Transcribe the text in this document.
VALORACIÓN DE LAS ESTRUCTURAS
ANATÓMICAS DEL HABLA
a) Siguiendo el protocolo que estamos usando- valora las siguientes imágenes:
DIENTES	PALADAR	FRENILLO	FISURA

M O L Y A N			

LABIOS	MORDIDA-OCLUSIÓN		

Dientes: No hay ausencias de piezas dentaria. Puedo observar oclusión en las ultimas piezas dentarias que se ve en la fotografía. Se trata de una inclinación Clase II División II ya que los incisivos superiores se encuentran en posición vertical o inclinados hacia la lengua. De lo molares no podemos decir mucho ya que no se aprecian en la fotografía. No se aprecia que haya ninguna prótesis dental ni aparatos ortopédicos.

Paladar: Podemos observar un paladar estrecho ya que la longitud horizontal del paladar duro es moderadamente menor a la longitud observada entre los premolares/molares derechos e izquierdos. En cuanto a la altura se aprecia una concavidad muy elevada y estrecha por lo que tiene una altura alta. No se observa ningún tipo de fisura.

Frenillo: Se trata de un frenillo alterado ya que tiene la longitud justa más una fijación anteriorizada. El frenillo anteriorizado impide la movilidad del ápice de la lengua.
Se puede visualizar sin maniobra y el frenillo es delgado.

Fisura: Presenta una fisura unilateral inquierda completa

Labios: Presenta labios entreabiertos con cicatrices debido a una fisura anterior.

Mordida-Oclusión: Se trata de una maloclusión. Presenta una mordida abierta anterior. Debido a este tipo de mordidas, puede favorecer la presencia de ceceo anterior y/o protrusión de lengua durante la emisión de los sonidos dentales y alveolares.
-=-=-=-=-
- WORK TASK
Every entry above should be retyped exactly as shown.

- RESULT OF THIS EXERCISE
Transcribe the text in this document.
VALORACIÓN DE LAS ESTRUCTURAS
ANATÓMICAS DEL HABLA
a) Siguiendo el protocolo que estamos usando- valora las siguientes imágenes:
DIENTES	PALADAR	FRENILLO	FISURA

M O L Y A N			

LABIOS	MORDIDA-OCLUSIÓN		

Dientes: No hay ausencias de piezas dentaria. Puedo observar oclusión en las ultimas piezas dentarias que se ve en la fotografía. Se trata de una inclinación Clase II División II ya que los incisivos superiores se encuentran en posición vertical o inclinados hacia la lengua. De lo molares no podemos decir mucho ya que no se aprecian en la fotografía. No se aprecia que haya ninguna prótesis dental ni aparatos ortopédicos.

Paladar: Podemos observar un paladar estrecho ya que la longitud horizontal del paladar duro es moderadamente menor a la longitud observada entre los premolares/molares derechos e izquierdos. En cuanto a la altura se aprecia una concavidad muy elevada y estrecha por lo que tiene una altura alta. No se observa ningún tipo de fisura.

Frenillo: Se trata de un frenillo alterado ya que tiene la longitud justa más una fijación anteriorizada. El frenillo anteriorizado impide la movilidad del ápice de la lengua.
Se puede visualizar sin maniobra y el frenillo es delgado.

Fisura: Presenta una fisura unilateral inquierda completa

Labios: Presenta labios entreabiertos con cicatrices debido a una fisura anterior.

Mordida-Oclusión: Se trata de una maloclusión. Presenta una mordida abierta anterior. Debido a este tipo de mordidas, puede favorecer la presencia de ceceo anterior y/o protrusión de lengua durante la emisión de los sonidos dentales y alveolares.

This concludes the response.